**Set problem**
Copy every line in which the string "границы" occurs.

**Provided entries**
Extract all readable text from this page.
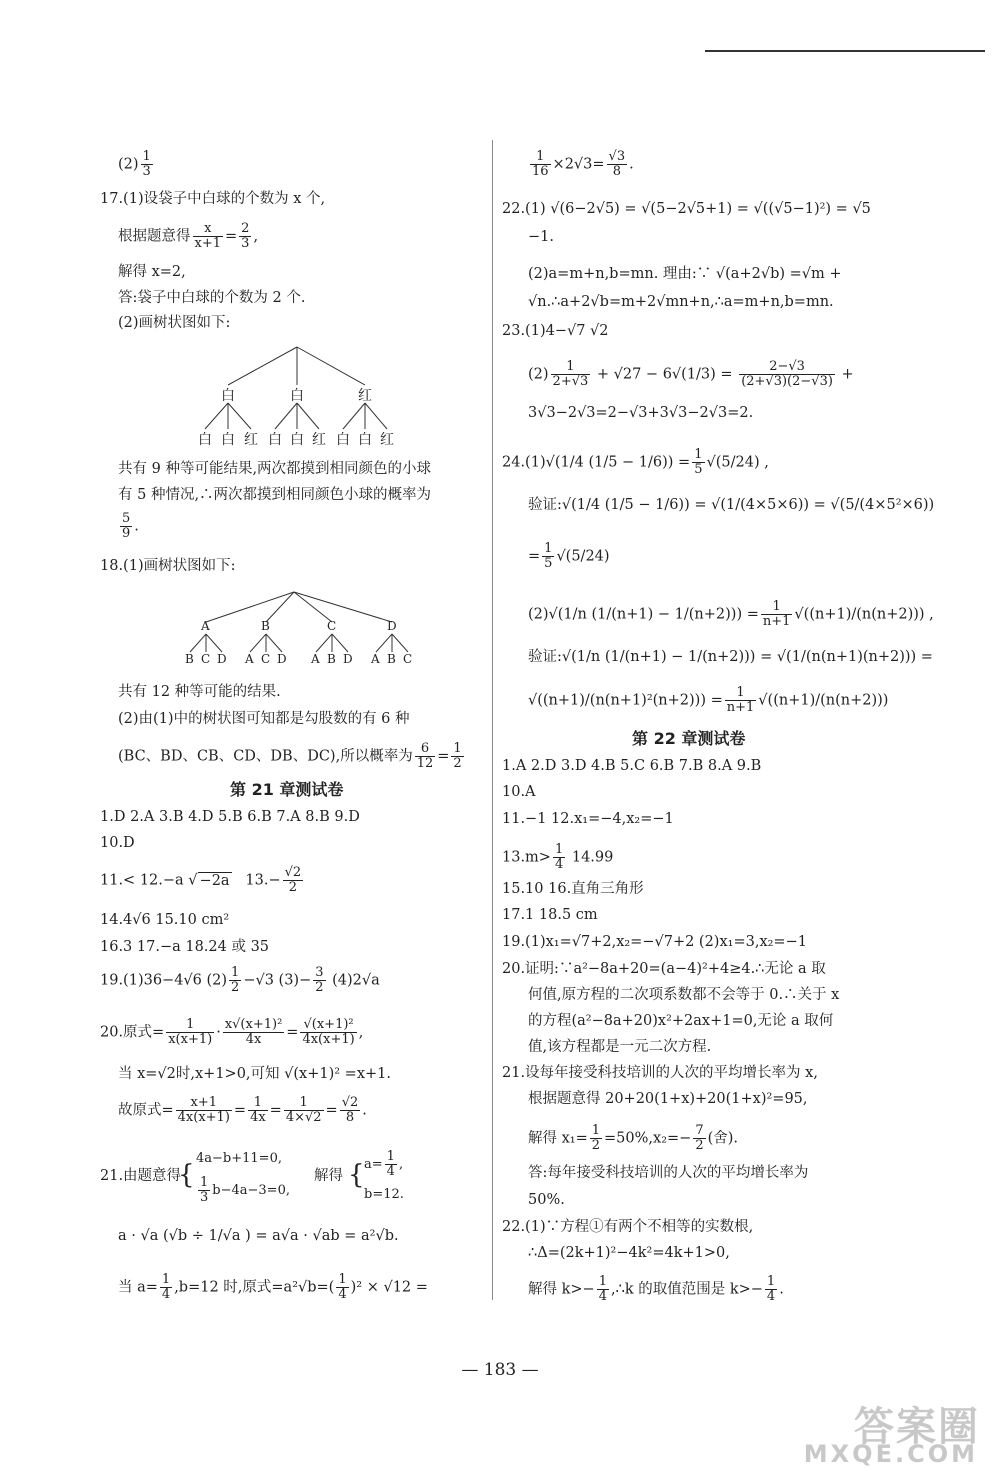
$(2) \frac{1}{3}$
17.(1)设袋子中白球的个数为 x 个,
根据题意得 $\frac{x}{x+1} = \frac{2}{3}$ ,
解得 x=2,
答:袋子中白球的个数为 2 个.
(2)画树状图如下:
白	白	红
白 白 红 白 白 红 白 白 红
共有 9 种等可能结果,两次都摸到相同颜色的小球
有 5 种情况,∴两次都摸到相同颜色小球的概率为
$\frac{5}{9}$ .
18.(1)画树状图如下:
A	B	C	D
B C D A C D A B D A B C
共有 12 种等可能的结果.
(2)由(1)中的树状图可知都是勾股数的有 6 种
(BC、BD、CB、CD、DB、DC),所以概率为 $\frac{6}{12} = \frac{1}{2}$
第 21 章测试卷
1.D 2.A 3.B 4.D 5.B 6.B 7.A 8.B 9.D
10.D
11.< 12.−a √ −2a $13.- \frac{√2}{2}$
14.4√6 15.10 cm²
16.3 17.−a 18.24 或 35
19.(1)36−4√6 $(2) \frac{1}{2} -√3$ $(3)- \frac{3}{2} (4)2√a$
20.原式= $\frac{1}{x(x+1)} \cdot \frac{\text{x√(x+1)²}}{4x} = \frac{\text{√(x+1)²}}{4x(x+1)}$ ,
当 x=√2时,x+1>0,可知 √(x+1)² =x+1.
故原式= $\frac{x+1}{4x(x+1)} = \frac{1}{4x} = \frac{1}{4\times√2} = \frac{√2}{8}$ .
21.由题意得
{
4a−b+11=0,
$\frac{1}{3} b-4a-3=0$,
解得 { $a= \frac{1}{4}$ ,
b=12.
a · √a (√b ÷ 1/√a ) = a√a · √ab = a²√b.
当 $a= \frac{1}{4} ,b=12$ 时,原式$=a^2√b=( \frac{1}{4} )^2 \times √12$ =
$\frac{1}{16} \times 2√3= \frac{√3}{8}$ .
22.(1) √(6−2√5) = √(5−2√5+1) = √((√5−1)²) = √5
−1.
(2)a=m+n,b=mn. 理由:∵ √(a+2√b) =√m +
√n.∴a+2√b=m+2√mn+n,∴a=m+n,b=mn.
23.(1)4−√7 √2
$(2) \frac{1}{2+√3} + √27 - 6√(1/3) = \frac{2-√3}{(2+√3)(2-√3)}$ +
3√3−2√3=2−√3+3√3−2√3=2.
24.(1)√(1/4 $(1/5 - 1/6)) = \frac{1}{5} √(5/24)$ ,
验证:√(1/4 (1/5 − 1/6)) = √(1/(4×5×6)) = √(5/(4×5²×6))
= $\frac{1}{5} √(5/24)$
(2)√(1/n $(1/(n+1) - 1/(n+2))) = \frac{1}{n+1} √((n+1)/(n(n+2)))$ ,
验证:√(1/n (1/(n+1) − 1/(n+2))) = √(1/(n(n+1)(n+2))) =
$√((n+1)/(n(n+1)^2(n+2))) = \frac{1}{n+1} √((n+1)/(n(n+2)))$
第 22 章测试卷
1.A 2.D 3.D 4.B 5.C 6.B 7.B 8.A 9.B
10.A
11.−1 12.x₁=−4,x₂=−1
$13.m> \frac{1}{4} 14.99$
15.10 16.直角三角形
17.1 18.5 cm
19.(1)x₁=√7+2,x₂=−√7+2 (2)x₁=3,x₂=−1
20.证明:∵a²−8a+20=(a−4)²+4≥4.∴无论 a 取
何值,原方程的二次项系数都不会等于 0.∴关于 x
的方程(a²−8a+20)x²+2ax+1=0,无论 a 取何
值,该方程都是一元二次方程.
21.设每年接受科技培训的人次的平均增长率为 x,
根据题意得 20+20(1+x)+20(1+x)²=95,
解得 $x_1= \frac{1}{2} =50\%,x_2=- \frac{7}{2}$ (舍).
答:每年接受科技培训的人次的平均增长率为
50%.
22.(1)∵方程①有两个不相等的实数根,
∴Δ=(2k+1)²−4k²=4k+1>0,
解得 $k>- \frac{1}{4}$ ,∴k 的取值范围是 $k>- \frac{1}{4}$ .
— 183 —
答案圈
MXQE.COM
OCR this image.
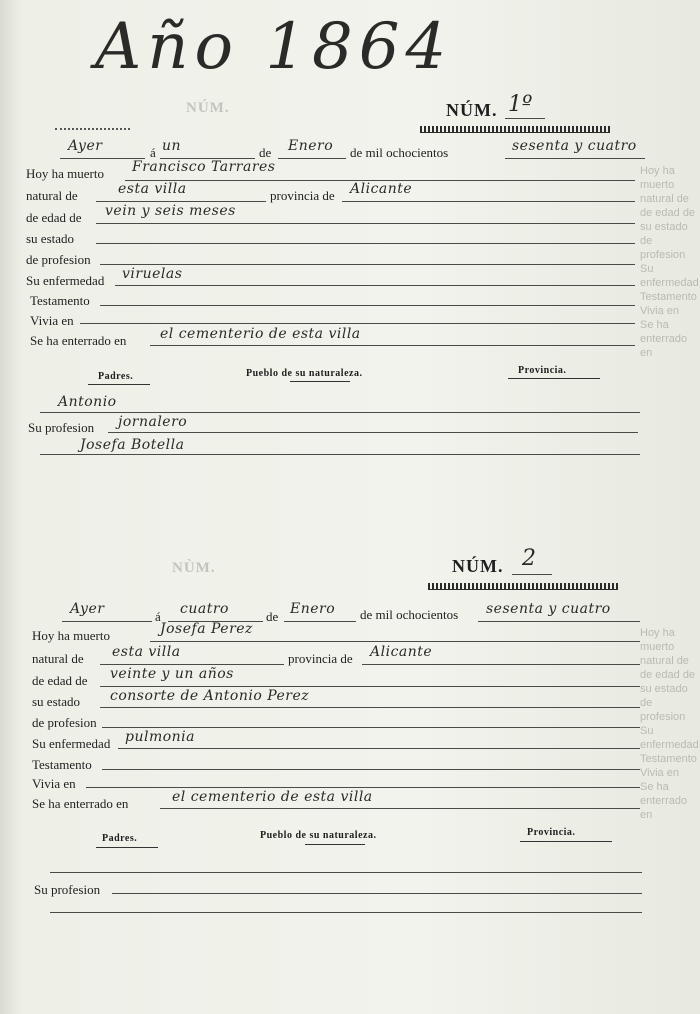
NÚM.
NÙM.
Hoy ha muerto
natural de
de edad de
su estado
de profesion
Su enfermedad
Testamento
Vivia en
Se ha enterrado en
Hoy ha muerto
natural de
de edad de
su estado
de profesion
Su enfermedad
Testamento
Vivia en
Se ha enterrado en
Año 1864
NÚM. 1º
Ayer	á un	de Enero de mil ochocientos	sesenta y cuatro
Hoy ha muerto Francisco Tarrares
natural de	esta villa	provincia de Alicante
de edad de vein y seis meses
su estado
de profesion
Su enfermedad viruelas
Testamento
Vivia en
Se ha enterrado en el cementerio de esta villa
Padres.	Pueblo de su naturaleza.	Provincia.
Antonio
Su profesion jornalero
Josefa Botella
NÚM. 2
Ayer	á cuatro	de Enero de mil ochocientos sesenta y cuatro
Hoy ha muerto	Josefa Perez
natural de esta villa	provincia de Alicante
de edad de veinte y un años
su estado consorte de Antonio Perez
de profesion
Su enfermedad pulmonia
Testamento
Vivia en
Se ha enterrado en	el cementerio de esta villa
Padres.	Pueblo de su naturaleza.	Provincia.
Su profesion
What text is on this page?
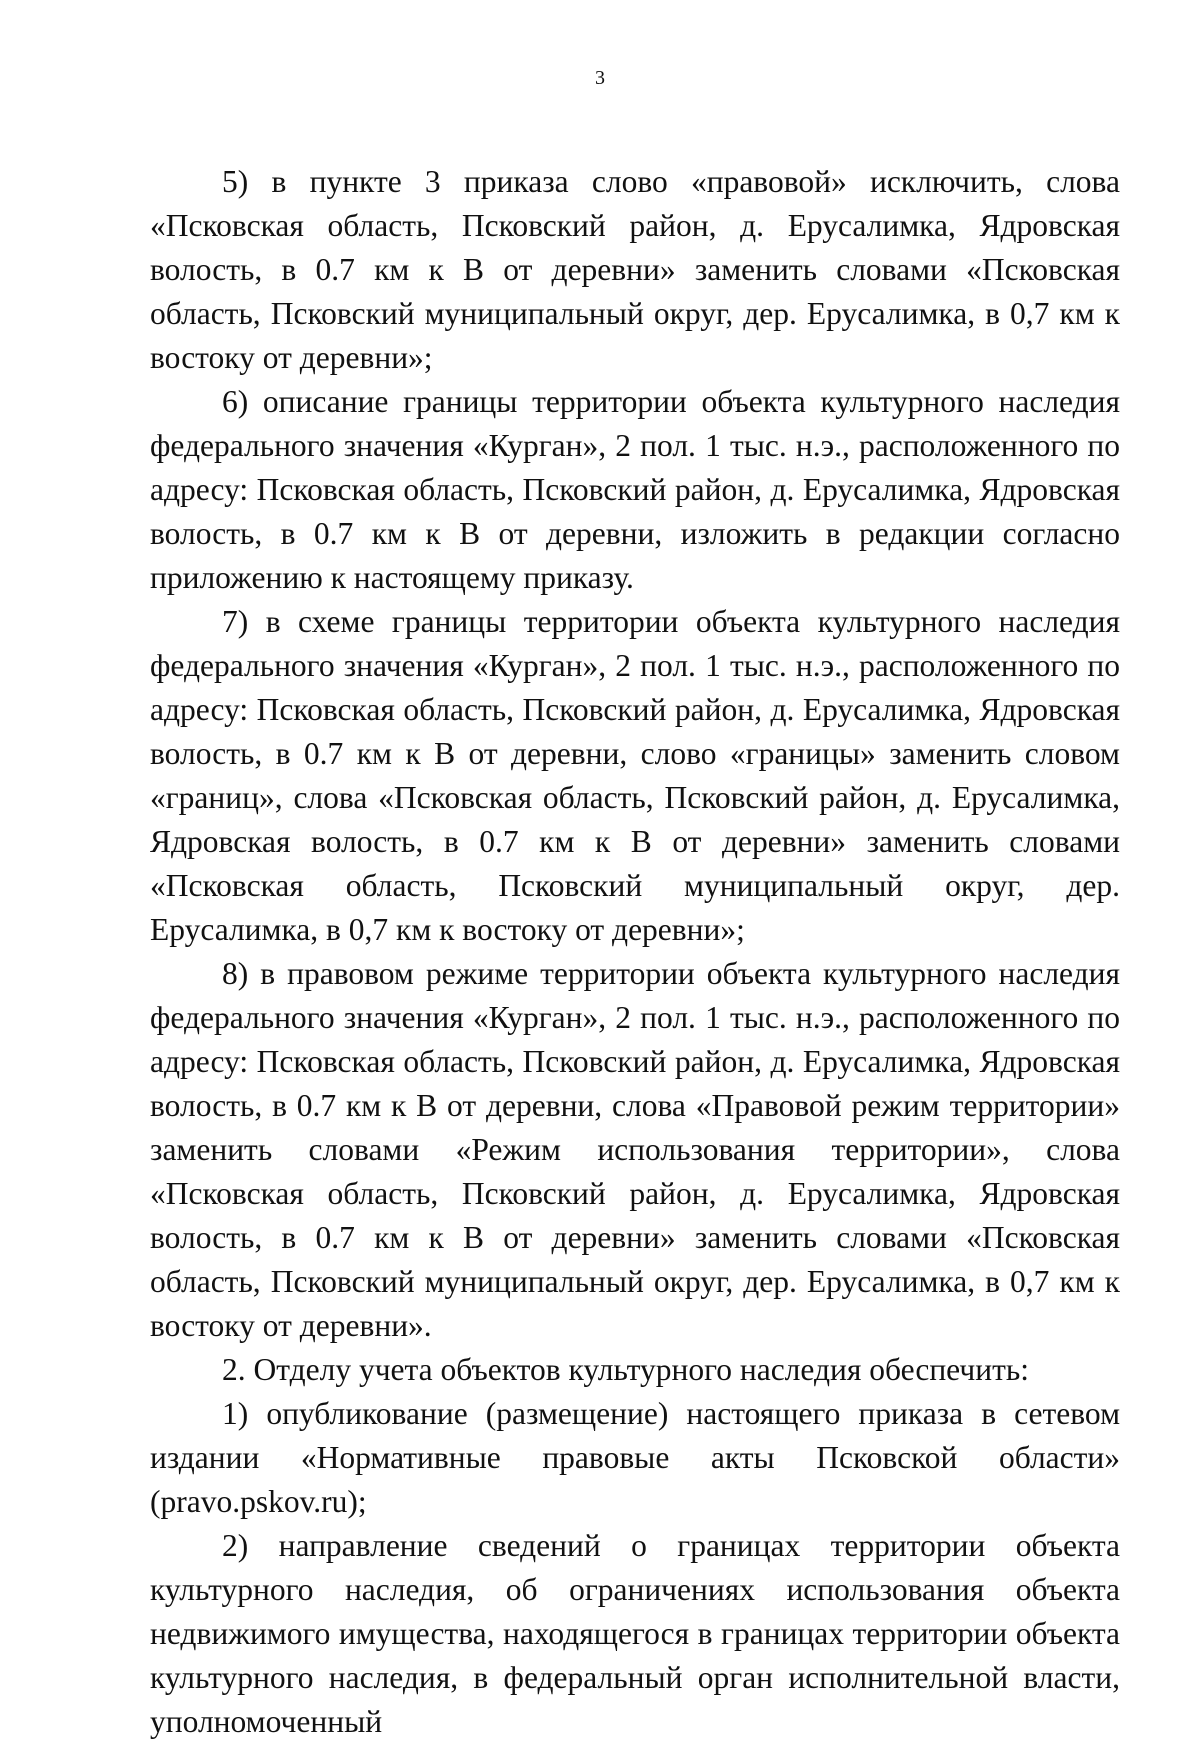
3

5) в пункте 3 приказа слово «правовой» исключить, слова «Псковская область, Псковский район, д. Ерусалимка, Ядровская волость, в 0.7 км к В от деревни» заменить словами «Псковская область, Псковский муниципальный округ, дер. Ерусалимка, в 0,7 км к востоку от деревни»;

6) описание границы территории объекта культурного наследия федерального значения «Курган», 2 пол. 1 тыс. н.э., расположенного по адресу: Псковская область, Псковский район, д. Ерусалимка, Ядровская волость, в 0.7 км к В от деревни, изложить в редакции согласно приложению к настоящему приказу.

7) в схеме границы территории объекта культурного наследия федерального значения «Курган», 2 пол. 1 тыс. н.э., расположенного по адресу: Псковская область, Псковский район, д. Ерусалимка, Ядровская волость, в 0.7 км к В от деревни, слово «границы» заменить словом «границ», слова «Псковская область, Псковский район, д. Ерусалимка, Ядровская волость, в 0.7 км к В от деревни» заменить словами «Псковская область, Псковский муниципальный округ, дер. Ерусалимка, в 0,7 км к востоку от деревни»;

8) в правовом режиме территории объекта культурного наследия федерального значения «Курган», 2 пол. 1 тыс. н.э., расположенного по адресу: Псковская область, Псковский район, д. Ерусалимка, Ядровская волость, в 0.7 км к В от деревни, слова «Правовой режим территории» заменить словами «Режим использования территории», слова «Псковская область, Псковский район, д. Ерусалимка, Ядровская волость, в 0.7 км к В от деревни» заменить словами «Псковская область, Псковский муниципальный округ, дер. Ерусалимка, в 0,7 км к востоку от деревни».

2. Отделу учета объектов культурного наследия обеспечить:

1) опубликование (размещение) настоящего приказа в сетевом издании «Нормативные правовые акты Псковской области» (pravo.pskov.ru);

2) направление сведений о границах территории объекта культурного наследия, об ограничениях использования объекта недвижимого имущества, находящегося в границах территории объекта культурного наследия, в федеральный орган исполнительной власти, уполномоченный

**Result of this task**
6) описание границы территории объекта культурного наследия федерального значения «Курган», 2 пол. 1 тыс. н.э., расположенного по адресу: Псковская область, Псковский район, д. Ерусалимка, Ядровская волость, в 0.7 км к В от деревни, изложить в редакции согласно приложению к настоящему приказу.
7) в схеме границы территории объекта культурного наследия федерального значения «Курган», 2 пол. 1 тыс. н.э., расположенного по адресу: Псковская область, Псковский район, д. Ерусалимка, Ядровская волость, в 0.7 км к В от деревни, слово «границы» заменить словом «границ», слова «Псковская область, Псковский район, д. Ерусалимка, Ядровская волость, в 0.7 км к В от деревни» заменить словами «Псковская область, Псковский муниципальный округ, дер. Ерусалимка, в 0,7 км к востоку от деревни»;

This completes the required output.